* [Written exercise]:
Reproduce all records exactly.

Part of a data file:

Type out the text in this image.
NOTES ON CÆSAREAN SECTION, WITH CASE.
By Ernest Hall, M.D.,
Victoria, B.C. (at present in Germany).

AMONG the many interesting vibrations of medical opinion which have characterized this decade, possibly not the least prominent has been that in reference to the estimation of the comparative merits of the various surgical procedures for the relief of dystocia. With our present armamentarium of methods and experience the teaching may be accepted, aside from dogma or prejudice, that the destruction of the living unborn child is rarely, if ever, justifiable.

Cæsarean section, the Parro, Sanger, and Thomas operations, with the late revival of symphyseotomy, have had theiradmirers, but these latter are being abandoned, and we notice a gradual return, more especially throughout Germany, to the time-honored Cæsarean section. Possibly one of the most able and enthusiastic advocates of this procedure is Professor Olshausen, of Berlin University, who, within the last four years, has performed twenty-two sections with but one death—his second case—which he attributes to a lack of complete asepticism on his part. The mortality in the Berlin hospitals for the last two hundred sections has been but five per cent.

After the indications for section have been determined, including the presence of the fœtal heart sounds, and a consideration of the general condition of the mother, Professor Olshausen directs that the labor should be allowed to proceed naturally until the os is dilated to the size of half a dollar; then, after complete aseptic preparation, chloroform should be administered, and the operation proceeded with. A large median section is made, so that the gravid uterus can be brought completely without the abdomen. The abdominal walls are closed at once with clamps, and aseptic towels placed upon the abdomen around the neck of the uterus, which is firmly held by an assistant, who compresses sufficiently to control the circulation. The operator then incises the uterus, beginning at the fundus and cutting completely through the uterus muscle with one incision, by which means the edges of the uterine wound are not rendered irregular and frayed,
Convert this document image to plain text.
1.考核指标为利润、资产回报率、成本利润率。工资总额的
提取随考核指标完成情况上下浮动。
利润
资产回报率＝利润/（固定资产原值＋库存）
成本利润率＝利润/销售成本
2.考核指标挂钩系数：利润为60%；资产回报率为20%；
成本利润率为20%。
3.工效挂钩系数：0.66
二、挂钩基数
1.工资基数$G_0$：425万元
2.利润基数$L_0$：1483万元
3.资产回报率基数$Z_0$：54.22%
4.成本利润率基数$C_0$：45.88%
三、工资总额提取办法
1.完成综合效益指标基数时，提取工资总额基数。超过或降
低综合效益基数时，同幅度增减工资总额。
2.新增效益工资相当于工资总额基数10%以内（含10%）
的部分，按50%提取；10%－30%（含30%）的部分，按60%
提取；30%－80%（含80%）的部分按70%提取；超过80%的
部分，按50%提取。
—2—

* [Response to this task]:
Type out the text in this image.
NOTES ON CÆSAREAN SECTION, WITH CASE.
By Ernest Hall, M.D.,
Victoria, B.C. (at present in Germany).

AMONG the many interesting vibrations of medical opinion which have characterized this decade, possibly not the least prominent has been that in reference to the estimation of the comparative merits of the various surgical procedures for the relief of dystocia. With our present armamentarium of methods and experience the teaching may be accepted, aside from dogma or prejudice, that the destruction of the living unborn child is rarely, if ever, justifiable.

Cæsarean section, the Parro, Sanger, and Thomas operations, with the late revival of symphyseotomy, have had theiradmirers, but these latter are being abandoned, and we notice a gradual return, more especially throughout Germany, to the time-honored Cæsarean section. Possibly one of the most able and enthusiastic advocates of this procedure is Professor Olshausen, of Berlin University, who, within the last four years, has performed twenty-two sections with but one death—his second case—which he attributes to a lack of complete asepticism on his part. The mortality in the Berlin hospitals for the last two hundred sections has been but five per cent.

After the indications for section have been determined, including the presence of the fœtal heart sounds, and a consideration of the general condition of the mother, Professor Olshausen directs that the labor should be allowed to proceed naturally until the os is dilated to the size of half a dollar; then, after complete aseptic preparation, chloroform should be administered, and the operation proceeded with. A large median section is made, so that the gravid uterus can be brought completely without the abdomen. The abdominal walls are closed at once with clamps, and aseptic towels placed upon the abdomen around the neck of the uterus, which is firmly held by an assistant, who compresses sufficiently to control the circulation. The operator then incises the uterus, beginning at the fundus and cutting completely through the uterus muscle with one incision, by which means the edges of the uterine wound are not rendered irregular and frayed,
Convert this document image to plain text.
1.考核指标为利润、资产回报率、成本利润率。工资总额的
提取随考核指标完成情况上下浮动。
利润
资产回报率＝利润/（固定资产原值＋库存）
成本利润率＝利润/销售成本
2.考核指标挂钩系数：利润为60%；资产回报率为20%；
成本利润率为20%。
3.工效挂钩系数：0.66
二、挂钩基数
1.工资基数$G_0$：425万元
2.利润基数$L_0$：1483万元
3.资产回报率基数$Z_0$：54.22%
4.成本利润率基数$C_0$：45.88%
三、工资总额提取办法
1.完成综合效益指标基数时，提取工资总额基数。超过或降
低综合效益基数时，同幅度增减工资总额。
2.新增效益工资相当于工资总额基数10%以内（含10%）
的部分，按50%提取；10%－30%（含30%）的部分，按60%
提取；30%－80%（含80%）的部分按70%提取；超过80%的
部分，按50%提取。
—2—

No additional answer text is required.